• [Exercise instructions] Leave out the pictures and copy each record below exactly.

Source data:
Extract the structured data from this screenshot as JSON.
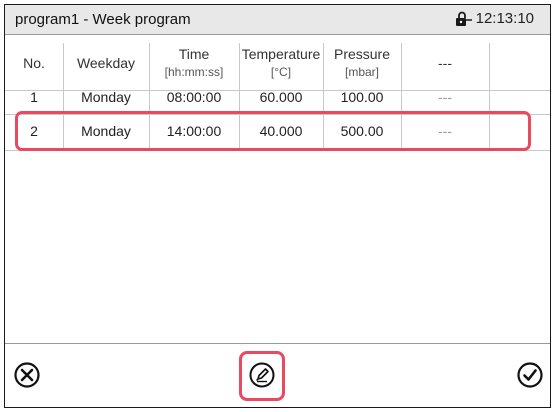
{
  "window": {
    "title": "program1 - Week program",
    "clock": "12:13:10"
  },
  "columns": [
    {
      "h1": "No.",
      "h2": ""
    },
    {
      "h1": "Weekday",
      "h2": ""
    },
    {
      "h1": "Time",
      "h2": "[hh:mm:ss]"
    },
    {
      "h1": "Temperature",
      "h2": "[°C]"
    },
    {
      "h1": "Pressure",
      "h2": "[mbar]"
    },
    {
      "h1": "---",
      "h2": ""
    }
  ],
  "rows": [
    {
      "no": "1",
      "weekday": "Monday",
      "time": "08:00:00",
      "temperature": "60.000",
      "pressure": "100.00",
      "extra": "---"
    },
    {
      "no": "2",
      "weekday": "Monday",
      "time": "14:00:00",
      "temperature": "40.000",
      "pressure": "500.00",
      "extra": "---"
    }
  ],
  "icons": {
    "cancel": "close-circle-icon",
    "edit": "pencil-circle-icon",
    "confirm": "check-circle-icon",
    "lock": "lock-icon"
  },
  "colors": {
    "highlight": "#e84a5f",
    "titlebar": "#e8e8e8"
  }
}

• [Exercise response]
Extract the structured data from this screenshot as JSON.
{
  "window": {
    "title": "program1 - Week program",
    "clock": "12:13:10"
  },
  "columns": [
    {
      "h1": "No.",
      "h2": ""
    },
    {
      "h1": "Weekday",
      "h2": ""
    },
    {
      "h1": "Time",
      "h2": "[hh:mm:ss]"
    },
    {
      "h1": "Temperature",
      "h2": "[°C]"
    },
    {
      "h1": "Pressure",
      "h2": "[mbar]"
    },
    {
      "h1": "---",
      "h2": ""
    }
  ],
  "rows": [
    {
      "no": "1",
      "weekday": "Monday",
      "time": "08:00:00",
      "temperature": "60.000",
      "pressure": "100.00",
      "extra": "---"
    },
    {
      "no": "2",
      "weekday": "Monday",
      "time": "14:00:00",
      "temperature": "40.000",
      "pressure": "500.00",
      "extra": "---"
    }
  ],
  "icons": {
    "cancel": "close-circle-icon",
    "edit": "pencil-circle-icon",
    "confirm": "check-circle-icon",
    "lock": "lock-icon"
  },
  "colors": {
    "highlight": "#e84a5f",
    "titlebar": "#e8e8e8"
  }
}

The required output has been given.